Collected data entries

◇ ◇ ◇ ◇ ◇

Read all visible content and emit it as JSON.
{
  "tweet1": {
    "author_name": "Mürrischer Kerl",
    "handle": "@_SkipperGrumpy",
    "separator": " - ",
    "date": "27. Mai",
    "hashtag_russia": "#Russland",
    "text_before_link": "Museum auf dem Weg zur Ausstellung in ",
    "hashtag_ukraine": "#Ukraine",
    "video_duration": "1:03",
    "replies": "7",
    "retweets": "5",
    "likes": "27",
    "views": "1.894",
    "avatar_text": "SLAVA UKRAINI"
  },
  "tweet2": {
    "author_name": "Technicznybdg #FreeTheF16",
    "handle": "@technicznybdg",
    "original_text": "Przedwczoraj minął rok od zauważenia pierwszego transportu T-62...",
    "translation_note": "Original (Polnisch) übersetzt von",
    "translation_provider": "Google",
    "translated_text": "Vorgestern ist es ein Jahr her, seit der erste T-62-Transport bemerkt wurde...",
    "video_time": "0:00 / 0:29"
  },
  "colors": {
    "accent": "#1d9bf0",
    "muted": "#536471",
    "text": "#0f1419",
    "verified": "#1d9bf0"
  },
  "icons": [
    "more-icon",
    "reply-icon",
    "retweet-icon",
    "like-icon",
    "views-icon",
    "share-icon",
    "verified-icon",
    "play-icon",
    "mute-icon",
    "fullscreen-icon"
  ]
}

◇ ◇ ◇ ◇ ◇

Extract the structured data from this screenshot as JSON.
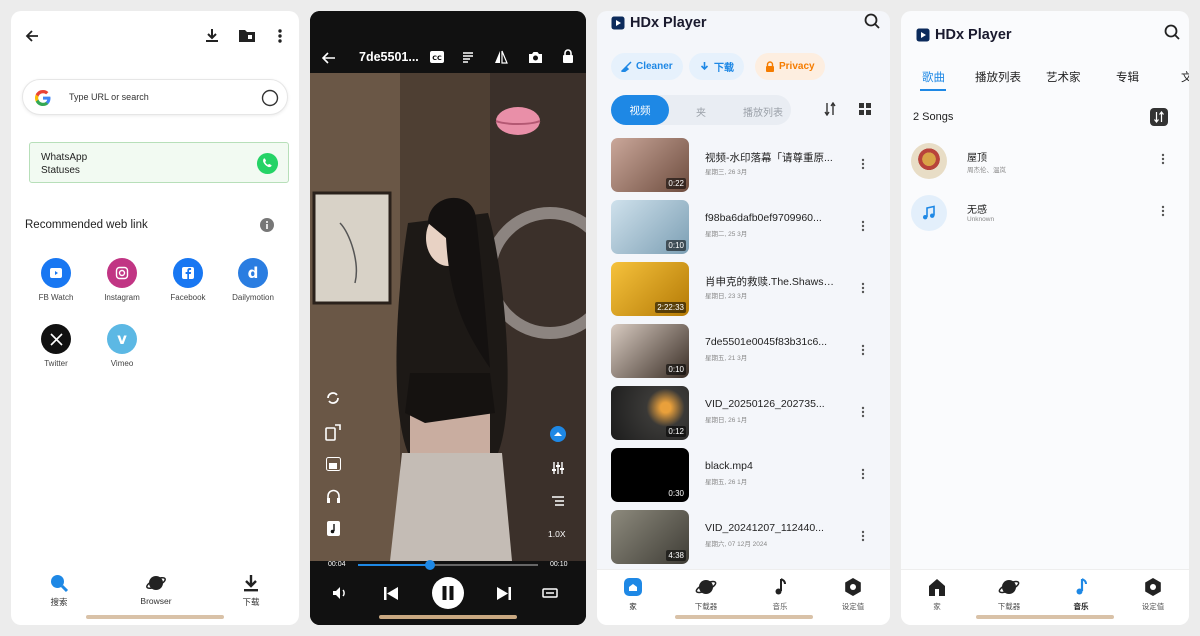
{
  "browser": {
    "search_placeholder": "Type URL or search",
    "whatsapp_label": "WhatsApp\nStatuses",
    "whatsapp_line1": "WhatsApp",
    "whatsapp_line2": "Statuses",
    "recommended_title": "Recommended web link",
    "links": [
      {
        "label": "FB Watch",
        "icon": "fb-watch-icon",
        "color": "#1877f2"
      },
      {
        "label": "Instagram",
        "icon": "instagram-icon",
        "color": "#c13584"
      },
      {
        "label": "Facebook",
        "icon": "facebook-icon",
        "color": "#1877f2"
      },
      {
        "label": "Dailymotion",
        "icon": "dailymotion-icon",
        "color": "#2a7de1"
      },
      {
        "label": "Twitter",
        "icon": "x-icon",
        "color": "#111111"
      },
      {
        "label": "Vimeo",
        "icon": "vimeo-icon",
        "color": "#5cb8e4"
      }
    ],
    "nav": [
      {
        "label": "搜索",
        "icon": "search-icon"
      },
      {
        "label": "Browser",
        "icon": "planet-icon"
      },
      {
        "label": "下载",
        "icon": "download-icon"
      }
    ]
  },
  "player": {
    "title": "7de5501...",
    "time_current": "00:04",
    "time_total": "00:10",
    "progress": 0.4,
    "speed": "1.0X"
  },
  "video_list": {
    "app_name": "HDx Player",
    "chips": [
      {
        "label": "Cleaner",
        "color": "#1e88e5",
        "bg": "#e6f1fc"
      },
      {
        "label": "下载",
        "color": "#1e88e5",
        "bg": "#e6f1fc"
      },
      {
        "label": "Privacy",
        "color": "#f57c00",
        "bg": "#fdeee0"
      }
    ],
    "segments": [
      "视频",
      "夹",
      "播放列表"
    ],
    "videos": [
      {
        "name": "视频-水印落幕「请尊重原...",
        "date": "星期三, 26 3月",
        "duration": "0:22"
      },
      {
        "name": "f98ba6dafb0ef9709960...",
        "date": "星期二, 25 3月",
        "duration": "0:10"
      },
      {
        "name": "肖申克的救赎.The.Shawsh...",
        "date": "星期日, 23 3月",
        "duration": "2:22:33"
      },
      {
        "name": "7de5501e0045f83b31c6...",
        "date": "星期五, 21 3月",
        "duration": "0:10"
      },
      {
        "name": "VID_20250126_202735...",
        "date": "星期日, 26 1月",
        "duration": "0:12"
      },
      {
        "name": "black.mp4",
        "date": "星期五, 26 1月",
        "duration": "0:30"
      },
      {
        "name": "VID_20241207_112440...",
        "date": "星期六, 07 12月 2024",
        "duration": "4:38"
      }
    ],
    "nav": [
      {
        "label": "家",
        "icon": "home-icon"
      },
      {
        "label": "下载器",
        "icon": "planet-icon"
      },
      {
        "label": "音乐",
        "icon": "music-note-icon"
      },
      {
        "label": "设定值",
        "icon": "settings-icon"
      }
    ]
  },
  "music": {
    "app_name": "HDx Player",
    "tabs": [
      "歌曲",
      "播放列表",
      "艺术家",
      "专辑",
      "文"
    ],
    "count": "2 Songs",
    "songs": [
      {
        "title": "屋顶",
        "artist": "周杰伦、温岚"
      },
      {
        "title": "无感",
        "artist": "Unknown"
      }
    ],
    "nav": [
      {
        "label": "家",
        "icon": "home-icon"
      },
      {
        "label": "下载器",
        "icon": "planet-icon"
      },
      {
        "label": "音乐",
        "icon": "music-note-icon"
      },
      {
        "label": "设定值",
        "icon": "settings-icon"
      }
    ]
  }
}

◇ ◇ ◇ ◇ ◇

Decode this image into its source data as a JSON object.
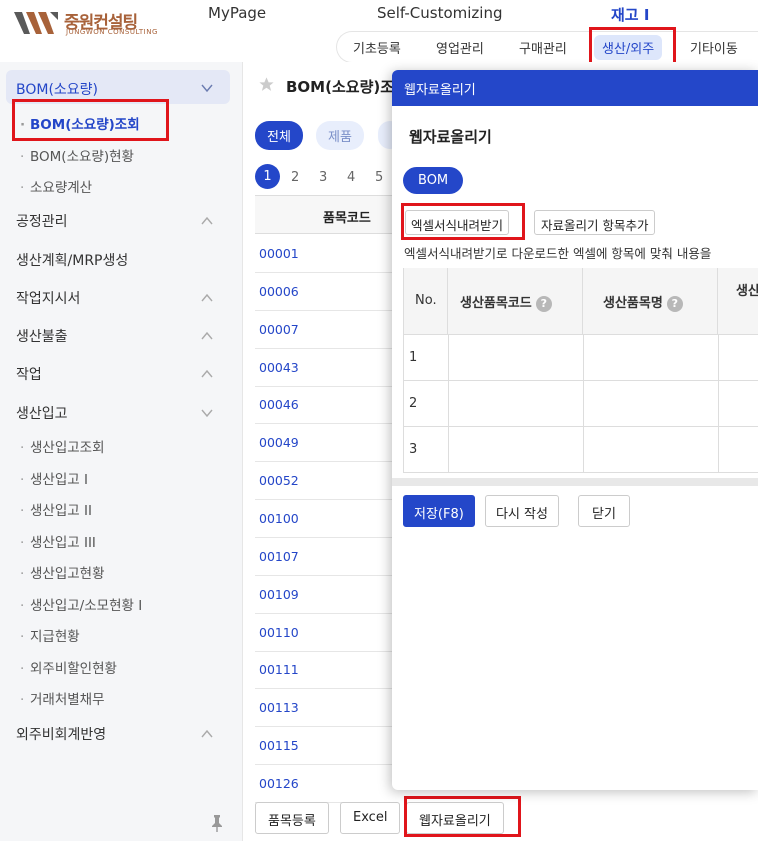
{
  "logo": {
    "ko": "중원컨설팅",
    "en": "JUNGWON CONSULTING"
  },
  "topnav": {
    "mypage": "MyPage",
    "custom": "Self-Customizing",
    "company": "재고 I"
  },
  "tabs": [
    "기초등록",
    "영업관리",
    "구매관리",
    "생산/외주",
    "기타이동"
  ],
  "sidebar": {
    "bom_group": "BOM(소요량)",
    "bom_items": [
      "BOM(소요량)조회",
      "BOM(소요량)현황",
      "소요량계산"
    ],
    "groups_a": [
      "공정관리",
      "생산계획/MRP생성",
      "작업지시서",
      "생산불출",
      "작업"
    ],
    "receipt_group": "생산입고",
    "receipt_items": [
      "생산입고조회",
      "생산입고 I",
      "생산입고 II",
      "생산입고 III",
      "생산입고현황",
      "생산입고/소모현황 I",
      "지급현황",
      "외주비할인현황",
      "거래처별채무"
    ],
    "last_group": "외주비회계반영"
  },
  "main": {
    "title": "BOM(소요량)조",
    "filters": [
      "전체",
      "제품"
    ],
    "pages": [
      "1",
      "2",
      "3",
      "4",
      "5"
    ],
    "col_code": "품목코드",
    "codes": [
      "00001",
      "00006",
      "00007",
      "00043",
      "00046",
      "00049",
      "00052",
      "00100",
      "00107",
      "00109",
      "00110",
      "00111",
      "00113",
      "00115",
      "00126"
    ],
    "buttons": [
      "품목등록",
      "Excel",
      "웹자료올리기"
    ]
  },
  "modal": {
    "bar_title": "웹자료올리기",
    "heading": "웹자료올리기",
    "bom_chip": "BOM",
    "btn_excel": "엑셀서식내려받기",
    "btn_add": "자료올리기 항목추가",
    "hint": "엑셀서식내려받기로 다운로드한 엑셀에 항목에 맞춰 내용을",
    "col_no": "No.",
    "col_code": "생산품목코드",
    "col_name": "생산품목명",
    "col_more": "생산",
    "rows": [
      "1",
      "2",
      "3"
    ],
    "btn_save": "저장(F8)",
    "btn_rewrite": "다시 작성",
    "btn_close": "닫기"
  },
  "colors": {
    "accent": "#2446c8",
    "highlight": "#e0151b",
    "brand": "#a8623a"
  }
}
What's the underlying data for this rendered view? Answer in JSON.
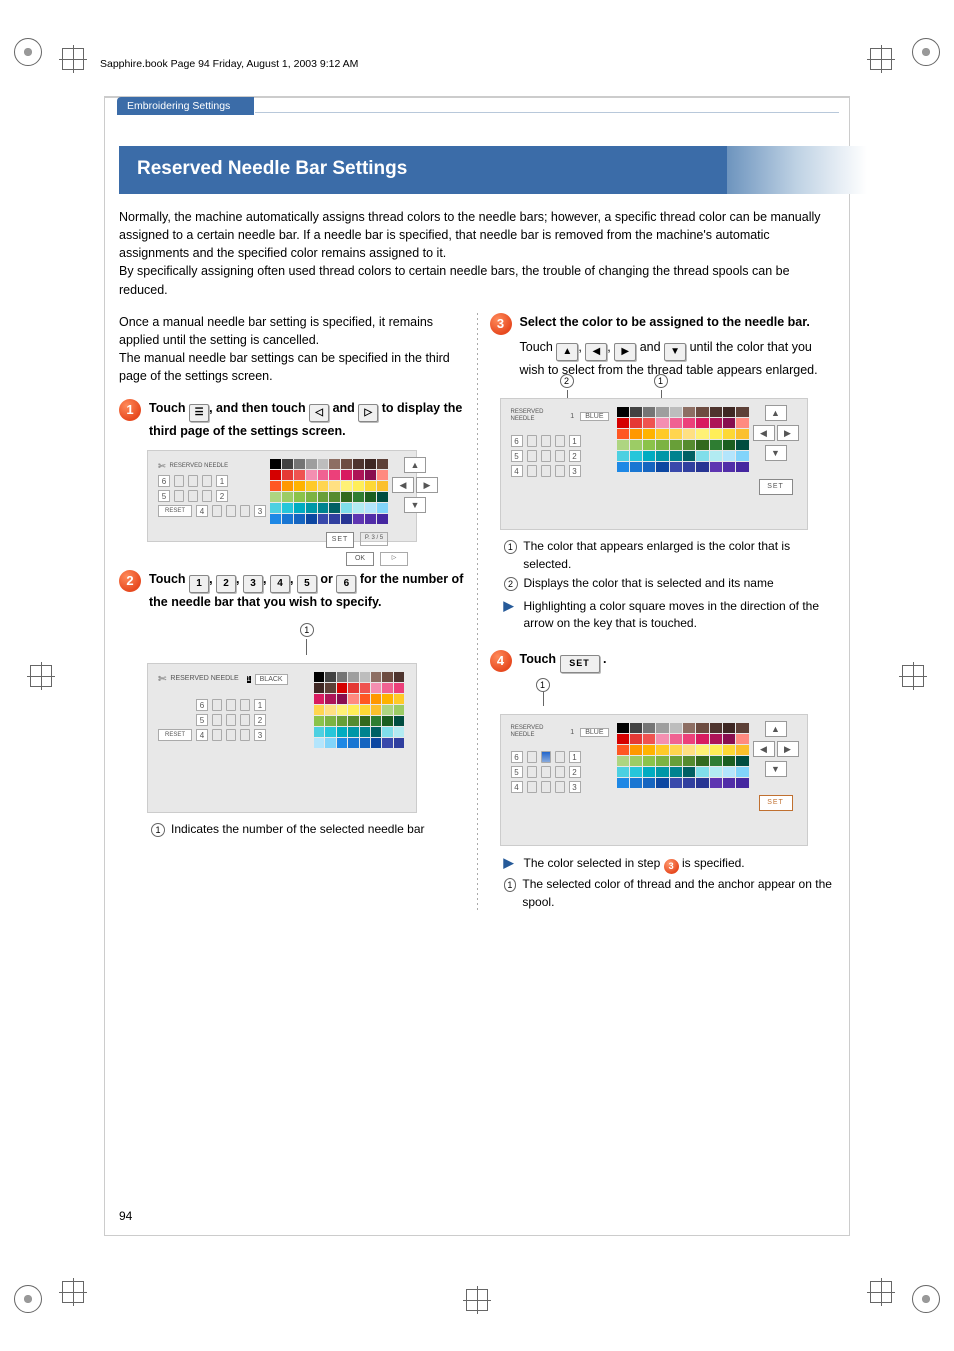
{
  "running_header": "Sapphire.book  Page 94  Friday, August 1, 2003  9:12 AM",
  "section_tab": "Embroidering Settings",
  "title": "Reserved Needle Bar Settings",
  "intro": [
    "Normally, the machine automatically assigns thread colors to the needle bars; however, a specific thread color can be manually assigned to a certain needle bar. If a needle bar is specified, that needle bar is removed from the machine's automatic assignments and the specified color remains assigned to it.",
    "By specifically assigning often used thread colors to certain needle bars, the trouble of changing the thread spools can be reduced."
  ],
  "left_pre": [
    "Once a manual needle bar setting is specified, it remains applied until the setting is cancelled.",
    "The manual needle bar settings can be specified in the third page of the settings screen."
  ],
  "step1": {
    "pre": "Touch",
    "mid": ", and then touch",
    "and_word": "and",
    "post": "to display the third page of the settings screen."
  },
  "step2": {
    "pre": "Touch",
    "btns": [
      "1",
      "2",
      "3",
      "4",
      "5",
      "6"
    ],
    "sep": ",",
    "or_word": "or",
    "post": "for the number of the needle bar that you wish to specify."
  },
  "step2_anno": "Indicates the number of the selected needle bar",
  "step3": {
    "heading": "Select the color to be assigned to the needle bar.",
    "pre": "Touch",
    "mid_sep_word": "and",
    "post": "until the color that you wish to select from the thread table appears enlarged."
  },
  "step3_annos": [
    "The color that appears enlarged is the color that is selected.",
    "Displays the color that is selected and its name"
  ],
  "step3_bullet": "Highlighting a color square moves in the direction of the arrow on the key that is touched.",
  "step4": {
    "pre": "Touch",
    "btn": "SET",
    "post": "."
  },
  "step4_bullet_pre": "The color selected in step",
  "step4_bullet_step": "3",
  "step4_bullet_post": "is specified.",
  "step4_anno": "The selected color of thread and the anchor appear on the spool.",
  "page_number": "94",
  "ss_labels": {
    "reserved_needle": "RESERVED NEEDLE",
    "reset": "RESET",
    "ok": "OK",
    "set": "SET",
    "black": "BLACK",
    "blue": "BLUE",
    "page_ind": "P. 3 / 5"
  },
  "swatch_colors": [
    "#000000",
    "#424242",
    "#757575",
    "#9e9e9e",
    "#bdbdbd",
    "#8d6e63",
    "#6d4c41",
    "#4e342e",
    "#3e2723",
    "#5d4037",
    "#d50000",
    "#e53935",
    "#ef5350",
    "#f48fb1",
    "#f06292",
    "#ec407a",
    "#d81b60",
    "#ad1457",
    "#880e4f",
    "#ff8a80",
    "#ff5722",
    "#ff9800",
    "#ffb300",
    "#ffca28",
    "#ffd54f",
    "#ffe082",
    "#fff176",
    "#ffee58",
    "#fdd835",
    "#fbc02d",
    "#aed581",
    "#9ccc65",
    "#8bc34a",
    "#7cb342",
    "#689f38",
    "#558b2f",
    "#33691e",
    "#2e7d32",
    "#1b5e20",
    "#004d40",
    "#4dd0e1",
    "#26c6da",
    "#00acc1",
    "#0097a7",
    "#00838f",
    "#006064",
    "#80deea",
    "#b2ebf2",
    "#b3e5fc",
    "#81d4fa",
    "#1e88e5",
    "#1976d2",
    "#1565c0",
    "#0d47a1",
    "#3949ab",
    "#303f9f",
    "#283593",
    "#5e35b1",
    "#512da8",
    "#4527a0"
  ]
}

◇ ◇ ◇ ◇ ◇

### Work required:
Identify and extract each line of the listing that contains "third".

### Written answer:
    "The manual needle bar settings can be specified in the third page of the settings screen."
    "post": "to display the third page of the settings screen."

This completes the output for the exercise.